§ **OBJECTIVE**:
Bring together all lines of the material below that contain the string "edges".

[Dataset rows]
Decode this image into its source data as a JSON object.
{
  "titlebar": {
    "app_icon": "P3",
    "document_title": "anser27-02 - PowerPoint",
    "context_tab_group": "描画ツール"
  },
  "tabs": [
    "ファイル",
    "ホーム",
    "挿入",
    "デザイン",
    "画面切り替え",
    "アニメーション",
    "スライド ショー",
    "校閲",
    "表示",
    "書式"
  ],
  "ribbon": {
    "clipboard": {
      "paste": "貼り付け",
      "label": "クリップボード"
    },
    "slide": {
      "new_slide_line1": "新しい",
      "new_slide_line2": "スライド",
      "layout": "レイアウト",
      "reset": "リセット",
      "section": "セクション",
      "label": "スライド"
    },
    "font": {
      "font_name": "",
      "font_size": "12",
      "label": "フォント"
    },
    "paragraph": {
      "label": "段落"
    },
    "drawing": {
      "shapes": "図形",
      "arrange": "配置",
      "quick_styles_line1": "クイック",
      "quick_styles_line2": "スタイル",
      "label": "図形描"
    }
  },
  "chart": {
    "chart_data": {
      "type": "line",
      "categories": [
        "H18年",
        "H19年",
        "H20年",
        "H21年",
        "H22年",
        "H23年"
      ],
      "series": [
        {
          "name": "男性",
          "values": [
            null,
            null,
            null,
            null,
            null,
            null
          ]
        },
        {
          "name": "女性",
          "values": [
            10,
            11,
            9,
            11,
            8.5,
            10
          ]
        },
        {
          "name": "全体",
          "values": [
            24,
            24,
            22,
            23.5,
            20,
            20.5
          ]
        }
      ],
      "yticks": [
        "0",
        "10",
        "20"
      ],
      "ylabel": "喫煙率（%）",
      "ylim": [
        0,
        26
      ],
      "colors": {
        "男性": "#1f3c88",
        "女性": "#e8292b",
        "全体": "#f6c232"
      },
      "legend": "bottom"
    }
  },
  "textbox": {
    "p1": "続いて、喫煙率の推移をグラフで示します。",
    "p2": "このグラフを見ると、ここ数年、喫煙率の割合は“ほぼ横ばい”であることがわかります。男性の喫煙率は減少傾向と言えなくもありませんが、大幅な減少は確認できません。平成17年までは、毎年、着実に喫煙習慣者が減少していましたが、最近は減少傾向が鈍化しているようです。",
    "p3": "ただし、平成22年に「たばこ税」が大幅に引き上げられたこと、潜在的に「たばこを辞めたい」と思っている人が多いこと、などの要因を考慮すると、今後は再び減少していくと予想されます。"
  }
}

...

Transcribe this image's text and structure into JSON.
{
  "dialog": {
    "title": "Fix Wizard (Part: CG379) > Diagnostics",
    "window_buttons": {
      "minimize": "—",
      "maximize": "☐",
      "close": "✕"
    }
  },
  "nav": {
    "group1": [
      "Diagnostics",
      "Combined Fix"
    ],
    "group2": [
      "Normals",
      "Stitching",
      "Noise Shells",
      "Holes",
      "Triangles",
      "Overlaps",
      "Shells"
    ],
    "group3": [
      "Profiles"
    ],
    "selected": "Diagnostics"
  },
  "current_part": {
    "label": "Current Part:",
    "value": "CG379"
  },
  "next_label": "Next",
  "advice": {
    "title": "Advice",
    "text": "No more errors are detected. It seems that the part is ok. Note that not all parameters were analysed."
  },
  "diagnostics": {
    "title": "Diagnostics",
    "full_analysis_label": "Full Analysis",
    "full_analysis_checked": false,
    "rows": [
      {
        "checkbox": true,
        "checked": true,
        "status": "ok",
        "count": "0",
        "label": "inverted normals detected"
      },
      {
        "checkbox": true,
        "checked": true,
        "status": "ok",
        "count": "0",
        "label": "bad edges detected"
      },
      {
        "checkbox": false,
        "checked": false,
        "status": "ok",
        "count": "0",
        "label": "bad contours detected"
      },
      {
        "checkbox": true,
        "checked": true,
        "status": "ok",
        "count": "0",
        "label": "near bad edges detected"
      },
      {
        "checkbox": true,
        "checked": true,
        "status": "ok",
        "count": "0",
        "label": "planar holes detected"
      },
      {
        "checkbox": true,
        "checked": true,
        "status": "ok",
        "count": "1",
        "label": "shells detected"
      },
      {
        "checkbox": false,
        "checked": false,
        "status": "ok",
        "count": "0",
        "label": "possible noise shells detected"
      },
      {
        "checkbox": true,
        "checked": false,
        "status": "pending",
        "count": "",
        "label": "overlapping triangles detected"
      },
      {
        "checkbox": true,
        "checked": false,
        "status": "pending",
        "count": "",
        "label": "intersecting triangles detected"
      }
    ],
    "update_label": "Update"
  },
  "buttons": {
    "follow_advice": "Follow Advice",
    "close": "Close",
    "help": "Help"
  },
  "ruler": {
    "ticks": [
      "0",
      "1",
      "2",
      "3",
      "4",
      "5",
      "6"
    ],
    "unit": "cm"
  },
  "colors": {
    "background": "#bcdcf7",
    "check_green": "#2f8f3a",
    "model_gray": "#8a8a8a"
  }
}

§ **ANSWER FOR THIS EXERCISE**:
        "label": "bad edges detected"
        "label": "near bad edges detected"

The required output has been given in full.